-- SUPPLIED DATA --
⁂

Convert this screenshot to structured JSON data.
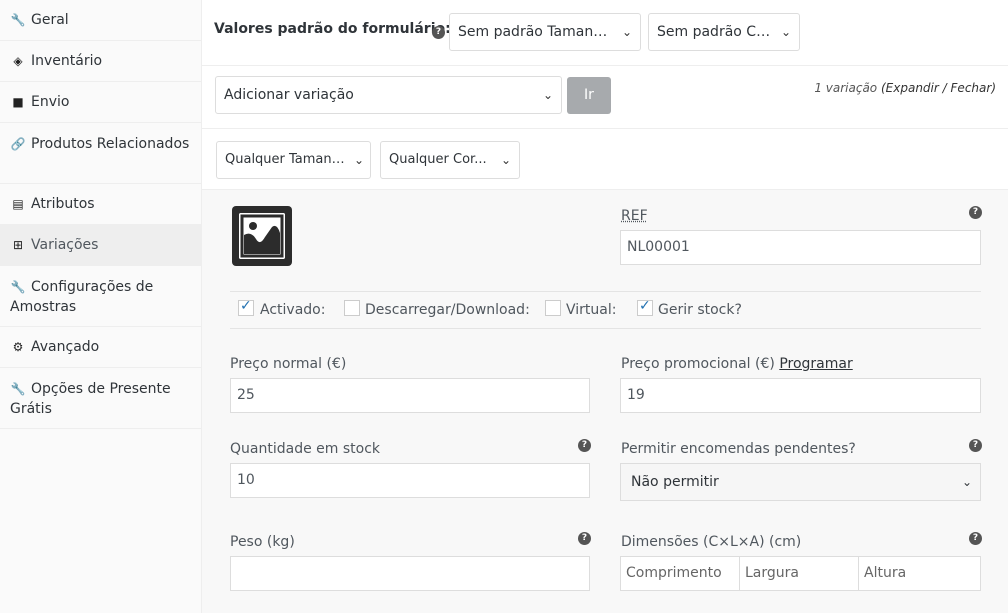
{
  "sidebar": {
    "items": [
      {
        "label": "Geral",
        "icon": "wrench-icon",
        "glyph": "🔧"
      },
      {
        "label": "Inventário",
        "icon": "tag-icon",
        "glyph": "◈"
      },
      {
        "label": "Envio",
        "icon": "truck-icon",
        "glyph": "■"
      },
      {
        "label": "Produtos Relacionados",
        "icon": "link-icon",
        "glyph": "🔗"
      },
      {
        "label": "Atributos",
        "icon": "list-table-icon",
        "glyph": "▤"
      },
      {
        "label": "Variações",
        "icon": "grid-icon",
        "glyph": "⊞"
      },
      {
        "label": "Configurações de Amostras",
        "icon": "wrench-icon",
        "glyph": "🔧"
      },
      {
        "label": "Avançado",
        "icon": "gear-icon",
        "glyph": "⚙"
      },
      {
        "label": "Opções de Presente Grátis",
        "icon": "wrench-icon",
        "glyph": "🔧"
      }
    ],
    "active_index": 5
  },
  "defaults": {
    "label": "Valores padrão do formulário:",
    "size_select": "Sem padrão Tamanho...",
    "color_select": "Sem padrão Cor..."
  },
  "actions": {
    "select": "Adicionar variação",
    "go_label": "Ir",
    "count_text": "1 variação",
    "expand": "Expandir",
    "separator": "/",
    "close": "Fechar"
  },
  "variation": {
    "size_select": "Qualquer Tamanho...",
    "color_select": "Qualquer Cor...",
    "sku_label": "REF",
    "sku_value": "NL00001",
    "checkboxes": {
      "enabled": {
        "label": "Activado:",
        "checked": true
      },
      "downloadable": {
        "label": "Descarregar/Download:",
        "checked": false
      },
      "virtual": {
        "label": "Virtual:",
        "checked": false
      },
      "manage_stock": {
        "label": "Gerir stock?",
        "checked": true
      }
    },
    "regular_price_label": "Preço normal (€)",
    "regular_price": "25",
    "sale_price_label": "Preço promocional (€)",
    "schedule_link": "Programar",
    "sale_price": "19",
    "stock_qty_label": "Quantidade em stock",
    "stock_qty": "10",
    "backorders_label": "Permitir encomendas pendentes?",
    "backorders_value": "Não permitir",
    "weight_label": "Peso (kg)",
    "weight_value": "",
    "dimensions_label": "Dimensões (C×L×A) (cm)",
    "length_placeholder": "Comprimento",
    "width_placeholder": "Largura",
    "height_placeholder": "Altura"
  },
  "colors": {
    "accent": "#2271b1",
    "button_disabled": "#a7aaad"
  }
}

⁂

-- EXERCISE --
Print every entry exactly as written, without the pictures.

-- OUTPUT FOR THIS EXERCISE --
Convert this screenshot to structured JSON data.
{
  "sidebar": {
    "items": [
      {
        "label": "Geral",
        "icon": "wrench-icon",
        "glyph": "🔧"
      },
      {
        "label": "Inventário",
        "icon": "tag-icon",
        "glyph": "◈"
      },
      {
        "label": "Envio",
        "icon": "truck-icon",
        "glyph": "■"
      },
      {
        "label": "Produtos Relacionados",
        "icon": "link-icon",
        "glyph": "🔗"
      },
      {
        "label": "Atributos",
        "icon": "list-table-icon",
        "glyph": "▤"
      },
      {
        "label": "Variações",
        "icon": "grid-icon",
        "glyph": "⊞"
      },
      {
        "label": "Configurações de Amostras",
        "icon": "wrench-icon",
        "glyph": "🔧"
      },
      {
        "label": "Avançado",
        "icon": "gear-icon",
        "glyph": "⚙"
      },
      {
        "label": "Opções de Presente Grátis",
        "icon": "wrench-icon",
        "glyph": "🔧"
      }
    ],
    "active_index": 5
  },
  "defaults": {
    "label": "Valores padrão do formulário:",
    "size_select": "Sem padrão Tamanho...",
    "color_select": "Sem padrão Cor..."
  },
  "actions": {
    "select": "Adicionar variação",
    "go_label": "Ir",
    "count_text": "1 variação",
    "expand": "Expandir",
    "separator": "/",
    "close": "Fechar"
  },
  "variation": {
    "size_select": "Qualquer Tamanho...",
    "color_select": "Qualquer Cor...",
    "sku_label": "REF",
    "sku_value": "NL00001",
    "checkboxes": {
      "enabled": {
        "label": "Activado:",
        "checked": true
      },
      "downloadable": {
        "label": "Descarregar/Download:",
        "checked": false
      },
      "virtual": {
        "label": "Virtual:",
        "checked": false
      },
      "manage_stock": {
        "label": "Gerir stock?",
        "checked": true
      }
    },
    "regular_price_label": "Preço normal (€)",
    "regular_price": "25",
    "sale_price_label": "Preço promocional (€)",
    "schedule_link": "Programar",
    "sale_price": "19",
    "stock_qty_label": "Quantidade em stock",
    "stock_qty": "10",
    "backorders_label": "Permitir encomendas pendentes?",
    "backorders_value": "Não permitir",
    "weight_label": "Peso (kg)",
    "weight_value": "",
    "dimensions_label": "Dimensões (C×L×A) (cm)",
    "length_placeholder": "Comprimento",
    "width_placeholder": "Largura",
    "height_placeholder": "Altura"
  },
  "colors": {
    "accent": "#2271b1",
    "button_disabled": "#a7aaad"
  }
}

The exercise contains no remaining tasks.